Using the material that follows, identify and copy each line with the string "label".

- [Supplied material]
[Start]
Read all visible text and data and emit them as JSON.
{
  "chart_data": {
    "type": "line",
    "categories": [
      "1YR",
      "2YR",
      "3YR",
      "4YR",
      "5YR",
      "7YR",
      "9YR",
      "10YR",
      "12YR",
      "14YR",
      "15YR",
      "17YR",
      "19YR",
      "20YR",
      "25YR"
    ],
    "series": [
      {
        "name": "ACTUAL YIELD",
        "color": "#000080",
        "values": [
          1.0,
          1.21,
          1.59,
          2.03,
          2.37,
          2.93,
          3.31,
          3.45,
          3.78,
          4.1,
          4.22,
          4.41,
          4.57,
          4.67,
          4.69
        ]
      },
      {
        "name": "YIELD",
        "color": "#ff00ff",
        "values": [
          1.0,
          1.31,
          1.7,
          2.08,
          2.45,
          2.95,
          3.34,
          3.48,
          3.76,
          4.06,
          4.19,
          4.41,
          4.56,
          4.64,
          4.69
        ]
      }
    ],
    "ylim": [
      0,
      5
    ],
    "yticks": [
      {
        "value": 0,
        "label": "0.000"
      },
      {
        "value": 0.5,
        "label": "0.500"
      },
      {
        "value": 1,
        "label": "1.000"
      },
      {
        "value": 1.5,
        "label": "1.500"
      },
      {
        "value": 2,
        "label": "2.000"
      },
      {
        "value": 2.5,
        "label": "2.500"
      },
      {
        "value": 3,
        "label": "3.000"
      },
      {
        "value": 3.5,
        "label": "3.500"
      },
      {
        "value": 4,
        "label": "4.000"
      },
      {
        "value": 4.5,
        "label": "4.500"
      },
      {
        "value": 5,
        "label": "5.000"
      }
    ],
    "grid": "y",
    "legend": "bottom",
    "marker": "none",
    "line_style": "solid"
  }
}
[End]
- [Full answer]
        "label": "0.000"
        "label": "0.500"
        "label": "1.000"
        "label": "1.500"
        "label": "2.000"
        "label": "2.500"
        "label": "3.000"
        "label": "3.500"
        "label": "4.000"
        "label": "4.500"
        "label": "5.000"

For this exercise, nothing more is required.